-- START Input data --

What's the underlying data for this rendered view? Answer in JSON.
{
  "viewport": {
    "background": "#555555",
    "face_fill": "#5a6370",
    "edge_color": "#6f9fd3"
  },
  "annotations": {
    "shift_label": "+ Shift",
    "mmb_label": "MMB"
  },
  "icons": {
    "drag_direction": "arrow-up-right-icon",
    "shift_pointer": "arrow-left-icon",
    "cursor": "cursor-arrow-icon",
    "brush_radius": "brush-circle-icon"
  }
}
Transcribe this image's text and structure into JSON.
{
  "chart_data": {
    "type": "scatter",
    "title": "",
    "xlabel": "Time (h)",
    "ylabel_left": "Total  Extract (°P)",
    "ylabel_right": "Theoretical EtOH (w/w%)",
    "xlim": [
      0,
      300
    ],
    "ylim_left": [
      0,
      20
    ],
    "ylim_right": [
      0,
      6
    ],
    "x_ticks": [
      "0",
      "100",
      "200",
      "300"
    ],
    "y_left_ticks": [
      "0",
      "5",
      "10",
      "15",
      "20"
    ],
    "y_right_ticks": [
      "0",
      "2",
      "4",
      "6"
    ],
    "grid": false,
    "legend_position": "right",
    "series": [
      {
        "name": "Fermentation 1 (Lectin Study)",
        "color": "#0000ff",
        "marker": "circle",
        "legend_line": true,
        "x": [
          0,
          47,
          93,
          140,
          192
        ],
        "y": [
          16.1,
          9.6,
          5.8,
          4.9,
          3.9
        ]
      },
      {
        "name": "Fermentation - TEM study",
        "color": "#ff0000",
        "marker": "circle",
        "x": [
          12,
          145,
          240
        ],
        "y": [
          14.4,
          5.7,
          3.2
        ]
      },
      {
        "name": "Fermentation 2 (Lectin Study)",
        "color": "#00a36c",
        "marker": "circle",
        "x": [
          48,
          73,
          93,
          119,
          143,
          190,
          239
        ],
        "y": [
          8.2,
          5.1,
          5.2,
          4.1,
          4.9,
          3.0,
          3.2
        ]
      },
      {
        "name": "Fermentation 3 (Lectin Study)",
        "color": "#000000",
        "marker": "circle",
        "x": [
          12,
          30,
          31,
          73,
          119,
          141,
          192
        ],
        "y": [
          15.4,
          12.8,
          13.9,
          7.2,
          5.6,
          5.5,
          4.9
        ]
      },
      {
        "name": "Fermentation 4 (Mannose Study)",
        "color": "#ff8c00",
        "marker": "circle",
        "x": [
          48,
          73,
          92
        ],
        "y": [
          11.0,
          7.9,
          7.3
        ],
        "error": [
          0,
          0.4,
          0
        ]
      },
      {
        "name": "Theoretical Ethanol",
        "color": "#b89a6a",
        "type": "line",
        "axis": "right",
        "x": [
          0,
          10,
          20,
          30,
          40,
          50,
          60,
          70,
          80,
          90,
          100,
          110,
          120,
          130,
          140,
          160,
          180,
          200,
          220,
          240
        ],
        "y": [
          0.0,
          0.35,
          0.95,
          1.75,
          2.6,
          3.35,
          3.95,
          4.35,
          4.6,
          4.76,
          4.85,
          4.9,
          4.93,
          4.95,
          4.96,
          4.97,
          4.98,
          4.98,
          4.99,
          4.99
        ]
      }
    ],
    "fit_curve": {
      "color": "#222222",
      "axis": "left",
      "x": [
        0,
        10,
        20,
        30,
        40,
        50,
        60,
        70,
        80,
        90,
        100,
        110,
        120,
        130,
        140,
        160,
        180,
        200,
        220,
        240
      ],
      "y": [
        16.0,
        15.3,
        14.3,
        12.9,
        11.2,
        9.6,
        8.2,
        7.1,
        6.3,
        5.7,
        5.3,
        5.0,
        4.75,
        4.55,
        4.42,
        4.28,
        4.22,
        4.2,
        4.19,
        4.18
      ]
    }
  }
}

-- END Input data --

> _Given problem_: The word "arrow" may occur in lines of the records. Report how many such lines there are, giving only the number.

> _Task response_: 3